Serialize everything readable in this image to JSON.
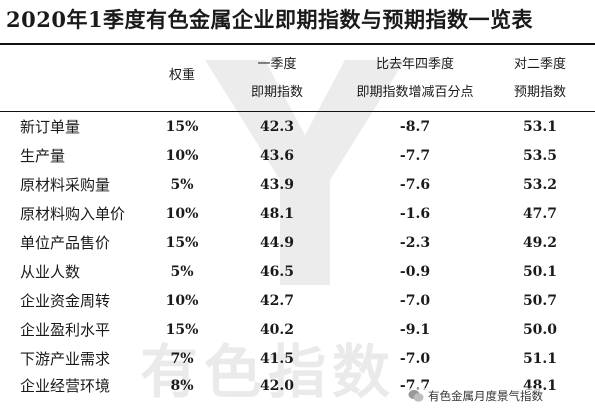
{
  "title": "2020年1季度有色金属企业即期指数与预期指数一览表",
  "headers": {
    "weight": "权重",
    "current_line1": "一季度",
    "current_line2": "即期指数",
    "change_line1": "比去年四季度",
    "change_line2": "即期指数增减百分点",
    "expected_line1": "对二季度",
    "expected_line2": "预期指数"
  },
  "rows": [
    {
      "name": "新订单量",
      "weight": "15%",
      "current": "42.3",
      "change": "-8.7",
      "expected": "53.1"
    },
    {
      "name": "生产量",
      "weight": "10%",
      "current": "43.6",
      "change": "-7.7",
      "expected": "53.5"
    },
    {
      "name": "原材料采购量",
      "weight": "5%",
      "current": "43.9",
      "change": "-7.6",
      "expected": "53.2"
    },
    {
      "name": "原材料购入单价",
      "weight": "10%",
      "current": "48.1",
      "change": "-1.6",
      "expected": "47.7"
    },
    {
      "name": "单位产品售价",
      "weight": "15%",
      "current": "44.9",
      "change": "-2.3",
      "expected": "49.2"
    },
    {
      "name": "从业人数",
      "weight": "5%",
      "current": "46.5",
      "change": "-0.9",
      "expected": "50.1"
    },
    {
      "name": "企业资金周转",
      "weight": "10%",
      "current": "42.7",
      "change": "-7.0",
      "expected": "50.7"
    },
    {
      "name": "企业盈利水平",
      "weight": "15%",
      "current": "40.2",
      "change": "-9.1",
      "expected": "50.0"
    },
    {
      "name": "下游产业需求",
      "weight": "7%",
      "current": "41.5",
      "change": "-7.0",
      "expected": "51.1"
    },
    {
      "name": "企业经营环境",
      "weight": "8%",
      "current": "42.0",
      "change": "-7.7",
      "expected": "48.1"
    }
  ],
  "watermark": {
    "text": "有色指数",
    "logo_text": "YST"
  },
  "credit": {
    "icon": "wechat-bubble-icon",
    "text": "有色金属月度景气指数"
  },
  "colors": {
    "text": "#1a1a1a",
    "rule": "#111111",
    "background": "#ffffff"
  }
}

**PROBLEM REQUIREMENTS**
Omitting all images, retype each line of the records precisely.

**OUTPUT**
Serialize everything readable in this image to JSON.
{
  "title": "2020年1季度有色金属企业即期指数与预期指数一览表",
  "headers": {
    "weight": "权重",
    "current_line1": "一季度",
    "current_line2": "即期指数",
    "change_line1": "比去年四季度",
    "change_line2": "即期指数增减百分点",
    "expected_line1": "对二季度",
    "expected_line2": "预期指数"
  },
  "rows": [
    {
      "name": "新订单量",
      "weight": "15%",
      "current": "42.3",
      "change": "-8.7",
      "expected": "53.1"
    },
    {
      "name": "生产量",
      "weight": "10%",
      "current": "43.6",
      "change": "-7.7",
      "expected": "53.5"
    },
    {
      "name": "原材料采购量",
      "weight": "5%",
      "current": "43.9",
      "change": "-7.6",
      "expected": "53.2"
    },
    {
      "name": "原材料购入单价",
      "weight": "10%",
      "current": "48.1",
      "change": "-1.6",
      "expected": "47.7"
    },
    {
      "name": "单位产品售价",
      "weight": "15%",
      "current": "44.9",
      "change": "-2.3",
      "expected": "49.2"
    },
    {
      "name": "从业人数",
      "weight": "5%",
      "current": "46.5",
      "change": "-0.9",
      "expected": "50.1"
    },
    {
      "name": "企业资金周转",
      "weight": "10%",
      "current": "42.7",
      "change": "-7.0",
      "expected": "50.7"
    },
    {
      "name": "企业盈利水平",
      "weight": "15%",
      "current": "40.2",
      "change": "-9.1",
      "expected": "50.0"
    },
    {
      "name": "下游产业需求",
      "weight": "7%",
      "current": "41.5",
      "change": "-7.0",
      "expected": "51.1"
    },
    {
      "name": "企业经营环境",
      "weight": "8%",
      "current": "42.0",
      "change": "-7.7",
      "expected": "48.1"
    }
  ],
  "watermark": {
    "text": "有色指数",
    "logo_text": "YST"
  },
  "credit": {
    "icon": "wechat-bubble-icon",
    "text": "有色金属月度景气指数"
  },
  "colors": {
    "text": "#1a1a1a",
    "rule": "#111111",
    "background": "#ffffff"
  }
}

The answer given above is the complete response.